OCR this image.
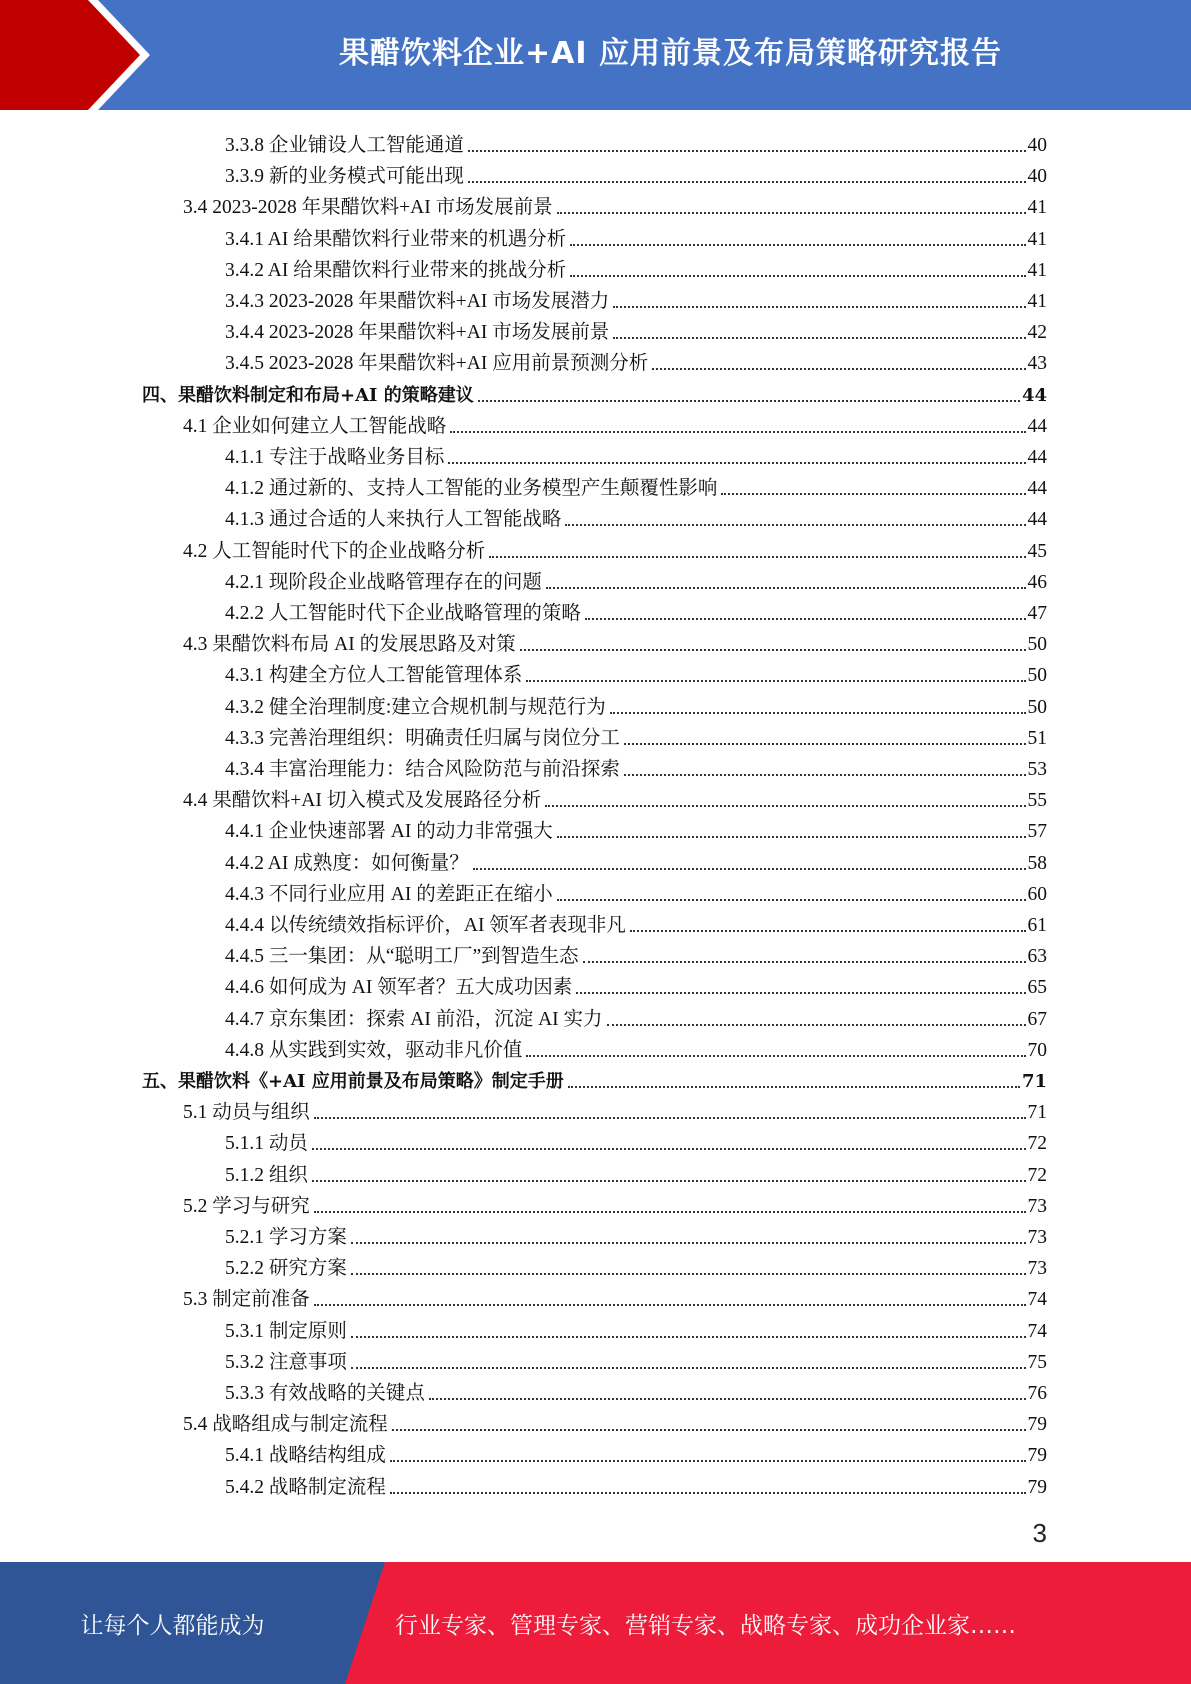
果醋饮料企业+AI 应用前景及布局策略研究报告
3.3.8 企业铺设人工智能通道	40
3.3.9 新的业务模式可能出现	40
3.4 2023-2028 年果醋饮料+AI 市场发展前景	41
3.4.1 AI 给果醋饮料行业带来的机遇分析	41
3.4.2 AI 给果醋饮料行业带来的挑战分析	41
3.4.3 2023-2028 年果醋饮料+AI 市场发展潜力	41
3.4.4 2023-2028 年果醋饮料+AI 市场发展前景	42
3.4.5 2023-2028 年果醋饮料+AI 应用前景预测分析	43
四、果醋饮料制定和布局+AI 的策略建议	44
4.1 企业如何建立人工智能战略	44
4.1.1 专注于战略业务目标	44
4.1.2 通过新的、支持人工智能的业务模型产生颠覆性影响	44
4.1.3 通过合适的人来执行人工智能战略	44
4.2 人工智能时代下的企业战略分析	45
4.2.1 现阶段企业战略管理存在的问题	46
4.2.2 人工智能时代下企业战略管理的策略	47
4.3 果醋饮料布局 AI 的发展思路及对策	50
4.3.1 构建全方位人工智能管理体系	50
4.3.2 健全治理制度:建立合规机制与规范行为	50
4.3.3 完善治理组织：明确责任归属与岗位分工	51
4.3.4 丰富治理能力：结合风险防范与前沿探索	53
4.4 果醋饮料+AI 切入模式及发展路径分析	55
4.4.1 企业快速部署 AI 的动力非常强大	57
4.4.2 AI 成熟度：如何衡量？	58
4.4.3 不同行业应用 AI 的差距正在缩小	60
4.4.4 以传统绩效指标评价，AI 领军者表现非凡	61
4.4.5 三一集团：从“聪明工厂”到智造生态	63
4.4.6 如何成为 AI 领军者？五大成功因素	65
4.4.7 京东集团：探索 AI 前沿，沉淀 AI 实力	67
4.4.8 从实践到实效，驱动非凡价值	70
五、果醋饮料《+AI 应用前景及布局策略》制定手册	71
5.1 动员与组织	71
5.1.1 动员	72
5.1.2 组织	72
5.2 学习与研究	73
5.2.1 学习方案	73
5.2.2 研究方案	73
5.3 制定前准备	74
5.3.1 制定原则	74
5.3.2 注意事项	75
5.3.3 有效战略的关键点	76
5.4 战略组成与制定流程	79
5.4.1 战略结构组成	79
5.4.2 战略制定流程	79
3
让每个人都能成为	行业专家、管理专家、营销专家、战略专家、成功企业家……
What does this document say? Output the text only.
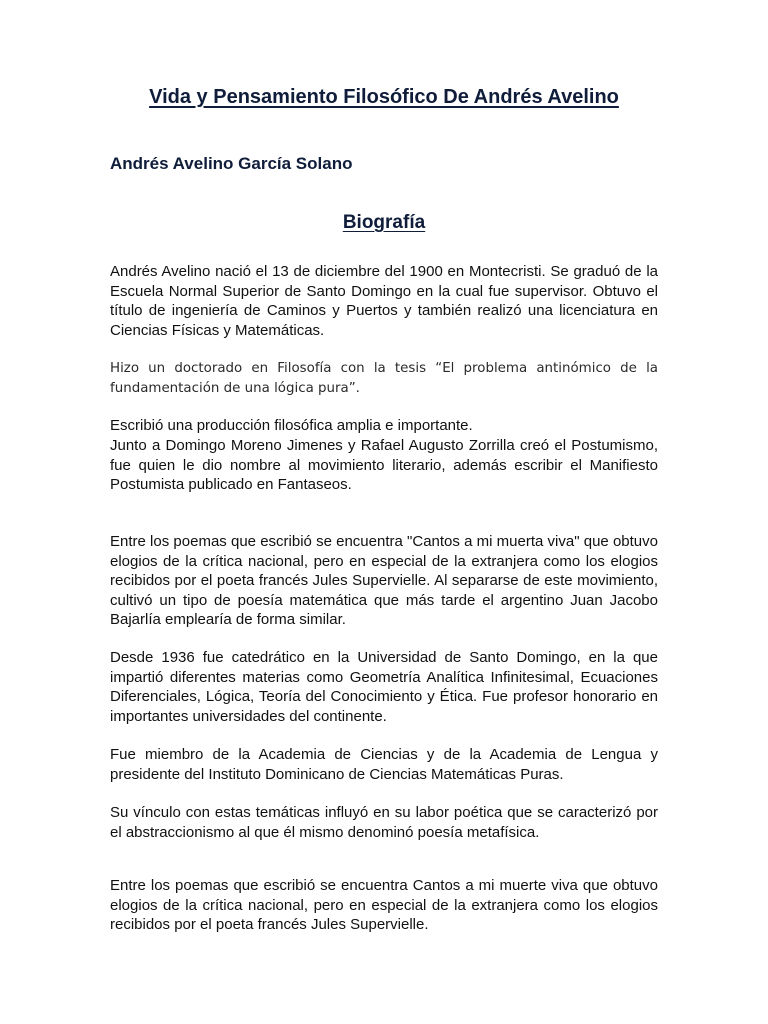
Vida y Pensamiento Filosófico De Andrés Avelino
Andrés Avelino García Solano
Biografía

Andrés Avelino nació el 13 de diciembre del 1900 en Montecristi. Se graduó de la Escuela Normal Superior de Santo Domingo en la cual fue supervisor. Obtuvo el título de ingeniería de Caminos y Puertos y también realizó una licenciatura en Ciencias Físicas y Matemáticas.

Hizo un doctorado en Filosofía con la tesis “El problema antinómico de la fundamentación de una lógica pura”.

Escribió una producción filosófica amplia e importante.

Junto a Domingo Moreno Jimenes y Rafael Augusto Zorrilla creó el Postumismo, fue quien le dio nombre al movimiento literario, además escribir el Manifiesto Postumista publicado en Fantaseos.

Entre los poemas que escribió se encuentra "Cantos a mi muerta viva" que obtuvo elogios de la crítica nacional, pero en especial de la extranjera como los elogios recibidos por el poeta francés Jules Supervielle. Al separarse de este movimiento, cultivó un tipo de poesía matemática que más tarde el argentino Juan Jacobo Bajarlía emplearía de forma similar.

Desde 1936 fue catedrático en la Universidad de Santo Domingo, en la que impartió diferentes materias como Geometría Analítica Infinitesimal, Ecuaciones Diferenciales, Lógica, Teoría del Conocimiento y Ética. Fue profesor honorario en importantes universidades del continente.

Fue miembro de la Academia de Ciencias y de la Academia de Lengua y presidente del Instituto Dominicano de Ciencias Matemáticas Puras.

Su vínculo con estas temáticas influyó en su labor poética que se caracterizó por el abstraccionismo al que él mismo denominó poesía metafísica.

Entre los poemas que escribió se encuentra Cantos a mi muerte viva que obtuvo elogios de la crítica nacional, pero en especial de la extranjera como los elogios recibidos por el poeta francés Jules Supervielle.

DIRECTION – Reproduce every line of the material precisely, omitting its pictures.

COMPLETED TASK –
OCR this image.
果醋饮料企业+AI 应用前景及布局策略研究报告
3.3.8 企业铺设人工智能通道	40
3.3.9 新的业务模式可能出现	40
3.4 2023-2028 年果醋饮料+AI 市场发展前景	41
3.4.1 AI 给果醋饮料行业带来的机遇分析	41
3.4.2 AI 给果醋饮料行业带来的挑战分析	41
3.4.3 2023-2028 年果醋饮料+AI 市场发展潜力	41
3.4.4 2023-2028 年果醋饮料+AI 市场发展前景	42
3.4.5 2023-2028 年果醋饮料+AI 应用前景预测分析	43
四、果醋饮料制定和布局+AI 的策略建议	44
4.1 企业如何建立人工智能战略	44
4.1.1 专注于战略业务目标	44
4.1.2 通过新的、支持人工智能的业务模型产生颠覆性影响	44
4.1.3 通过合适的人来执行人工智能战略	44
4.2 人工智能时代下的企业战略分析	45
4.2.1 现阶段企业战略管理存在的问题	46
4.2.2 人工智能时代下企业战略管理的策略	47
4.3 果醋饮料布局 AI 的发展思路及对策	50
4.3.1 构建全方位人工智能管理体系	50
4.3.2 健全治理制度:建立合规机制与规范行为	50
4.3.3 完善治理组织：明确责任归属与岗位分工	51
4.3.4 丰富治理能力：结合风险防范与前沿探索	53
4.4 果醋饮料+AI 切入模式及发展路径分析	55
4.4.1 企业快速部署 AI 的动力非常强大	57
4.4.2 AI 成熟度：如何衡量？	58
4.4.3 不同行业应用 AI 的差距正在缩小	60
4.4.4 以传统绩效指标评价，AI 领军者表现非凡	61
4.4.5 三一集团：从“聪明工厂”到智造生态	63
4.4.6 如何成为 AI 领军者？五大成功因素	65
4.4.7 京东集团：探索 AI 前沿，沉淀 AI 实力	67
4.4.8 从实践到实效，驱动非凡价值	70
五、果醋饮料《+AI 应用前景及布局策略》制定手册	71
5.1 动员与组织	71
5.1.1 动员	72
5.1.2 组织	72
5.2 学习与研究	73
5.2.1 学习方案	73
5.2.2 研究方案	73
5.3 制定前准备	74
5.3.1 制定原则	74
5.3.2 注意事项	75
5.3.3 有效战略的关键点	76
5.4 战略组成与制定流程	79
5.4.1 战略结构组成	79
5.4.2 战略制定流程	79
3
让每个人都能成为	行业专家、管理专家、营销专家、战略专家、成功企业家……
What does this document say? Output the text only.
Vida y Pensamiento Filosófico De Andrés Avelino
Andrés Avelino García Solano
Biografía

Andrés Avelino nació el 13 de diciembre del 1900 en Montecristi. Se graduó de la Escuela Normal Superior de Santo Domingo en la cual fue supervisor. Obtuvo el título de ingeniería de Caminos y Puertos y también realizó una licenciatura en Ciencias Físicas y Matemáticas.

Hizo un doctorado en Filosofía con la tesis “El problema antinómico de la fundamentación de una lógica pura”.

Escribió una producción filosófica amplia e importante.

Junto a Domingo Moreno Jimenes y Rafael Augusto Zorrilla creó el Postumismo, fue quien le dio nombre al movimiento literario, además escribir el Manifiesto Postumista publicado en Fantaseos.

Entre los poemas que escribió se encuentra "Cantos a mi muerta viva" que obtuvo elogios de la crítica nacional, pero en especial de la extranjera como los elogios recibidos por el poeta francés Jules Supervielle. Al separarse de este movimiento, cultivó un tipo de poesía matemática que más tarde el argentino Juan Jacobo Bajarlía emplearía de forma similar.

Desde 1936 fue catedrático en la Universidad de Santo Domingo, en la que impartió diferentes materias como Geometría Analítica Infinitesimal, Ecuaciones Diferenciales, Lógica, Teoría del Conocimiento y Ética. Fue profesor honorario en importantes universidades del continente.

Fue miembro de la Academia de Ciencias y de la Academia de Lengua y presidente del Instituto Dominicano de Ciencias Matemáticas Puras.

Su vínculo con estas temáticas influyó en su labor poética que se caracterizó por el abstraccionismo al que él mismo denominó poesía metafísica.

Entre los poemas que escribió se encuentra Cantos a mi muerte viva que obtuvo elogios de la crítica nacional, pero en especial de la extranjera como los elogios recibidos por el poeta francés Jules Supervielle.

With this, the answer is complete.